## Stored dataset items
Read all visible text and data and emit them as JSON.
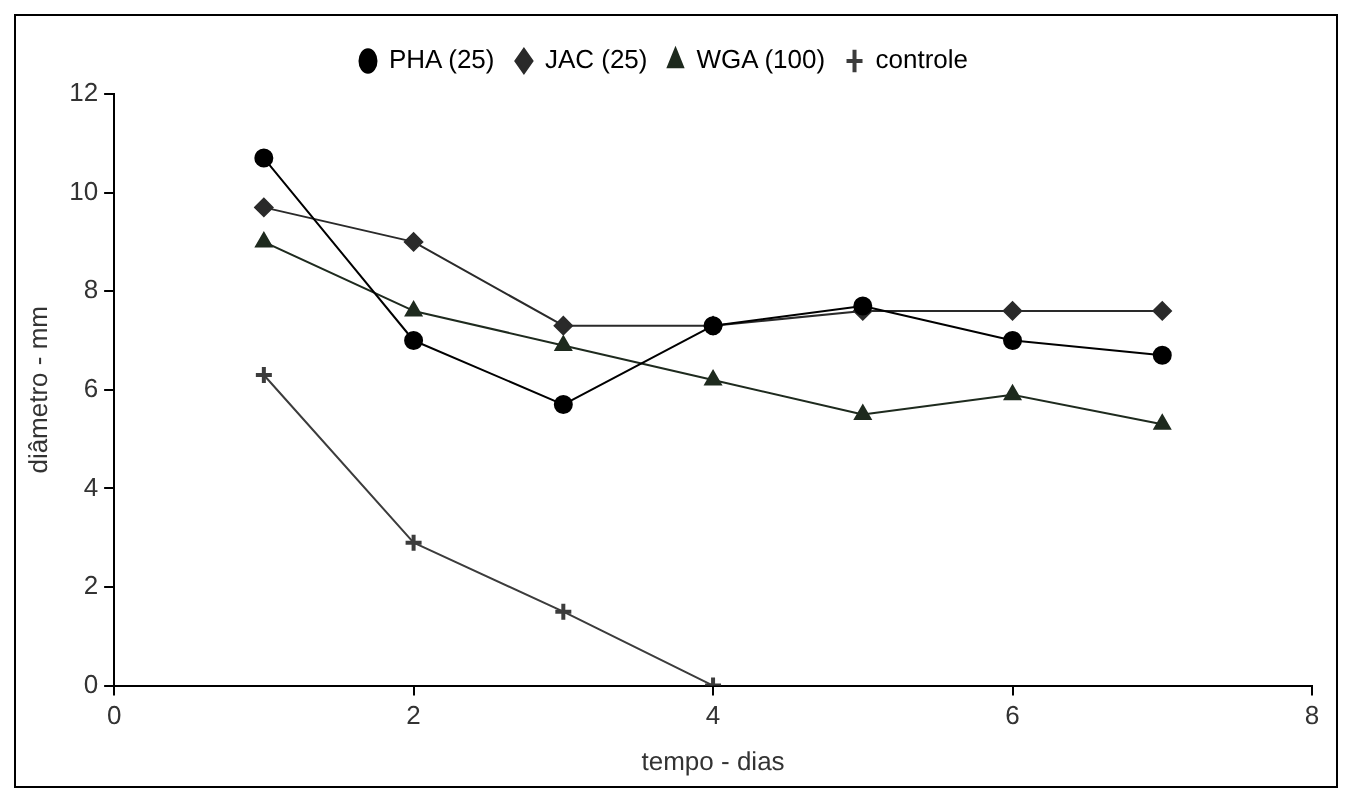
{
  "chart_data": {
    "type": "line",
    "xlabel": "tempo - dias",
    "ylabel": "diâmetro - mm",
    "x": [
      1,
      2,
      3,
      4,
      5,
      6,
      7
    ],
    "series": [
      {
        "name": "PHA (25)",
        "color": "#000000",
        "marker": "circle",
        "values": [
          10.7,
          7.0,
          5.7,
          7.3,
          7.7,
          7.0,
          6.7
        ]
      },
      {
        "name": "JAC (25)",
        "color": "#2a2a2a",
        "marker": "diamond",
        "values": [
          9.7,
          9.0,
          7.3,
          7.3,
          7.6,
          7.6,
          7.6
        ]
      },
      {
        "name": "WGA (100)",
        "color": "#1e2a1e",
        "marker": "triangle",
        "values": [
          9.0,
          7.6,
          6.9,
          6.2,
          5.5,
          5.9,
          5.3
        ]
      },
      {
        "name": "controle",
        "color": "#3c3c3c",
        "marker": "cross",
        "values": [
          6.3,
          2.9,
          1.5,
          0,
          null,
          null,
          null
        ]
      }
    ],
    "xlim": [
      0,
      8
    ],
    "xticks": [
      0,
      2,
      4,
      6,
      8
    ],
    "ylim": [
      0,
      12
    ],
    "yticks": [
      0,
      2,
      4,
      6,
      8,
      10,
      12
    ],
    "grid": false,
    "legend": "top"
  }
}
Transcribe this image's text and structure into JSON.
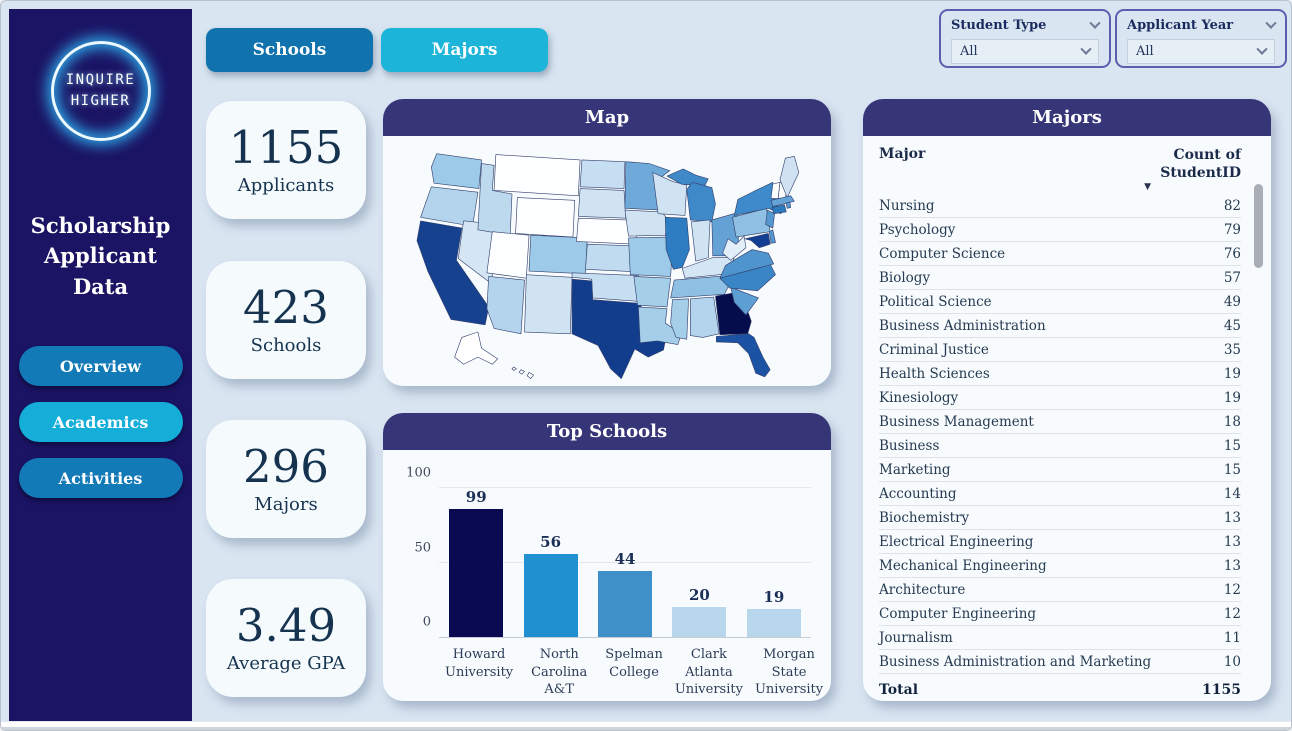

## Exercise directions
Repeat each record exactly as shown above, dropping all images.

## Solved problem
Read all visible text and data and emit them as JSON.
{
  "chart_data": {
    "type": "line",
    "xlabel": "tempo - dias",
    "ylabel": "diâmetro - mm",
    "x": [
      1,
      2,
      3,
      4,
      5,
      6,
      7
    ],
    "series": [
      {
        "name": "PHA (25)",
        "color": "#000000",
        "marker": "circle",
        "values": [
          10.7,
          7.0,
          5.7,
          7.3,
          7.7,
          7.0,
          6.7
        ]
      },
      {
        "name": "JAC (25)",
        "color": "#2a2a2a",
        "marker": "diamond",
        "values": [
          9.7,
          9.0,
          7.3,
          7.3,
          7.6,
          7.6,
          7.6
        ]
      },
      {
        "name": "WGA (100)",
        "color": "#1e2a1e",
        "marker": "triangle",
        "values": [
          9.0,
          7.6,
          6.9,
          6.2,
          5.5,
          5.9,
          5.3
        ]
      },
      {
        "name": "controle",
        "color": "#3c3c3c",
        "marker": "cross",
        "values": [
          6.3,
          2.9,
          1.5,
          0,
          null,
          null,
          null
        ]
      }
    ],
    "xlim": [
      0,
      8
    ],
    "xticks": [
      0,
      2,
      4,
      6,
      8
    ],
    "ylim": [
      0,
      12
    ],
    "yticks": [
      0,
      2,
      4,
      6,
      8,
      10,
      12
    ],
    "grid": false,
    "legend": "top"
  }
}
Transcribe this image's text and structure into JSON.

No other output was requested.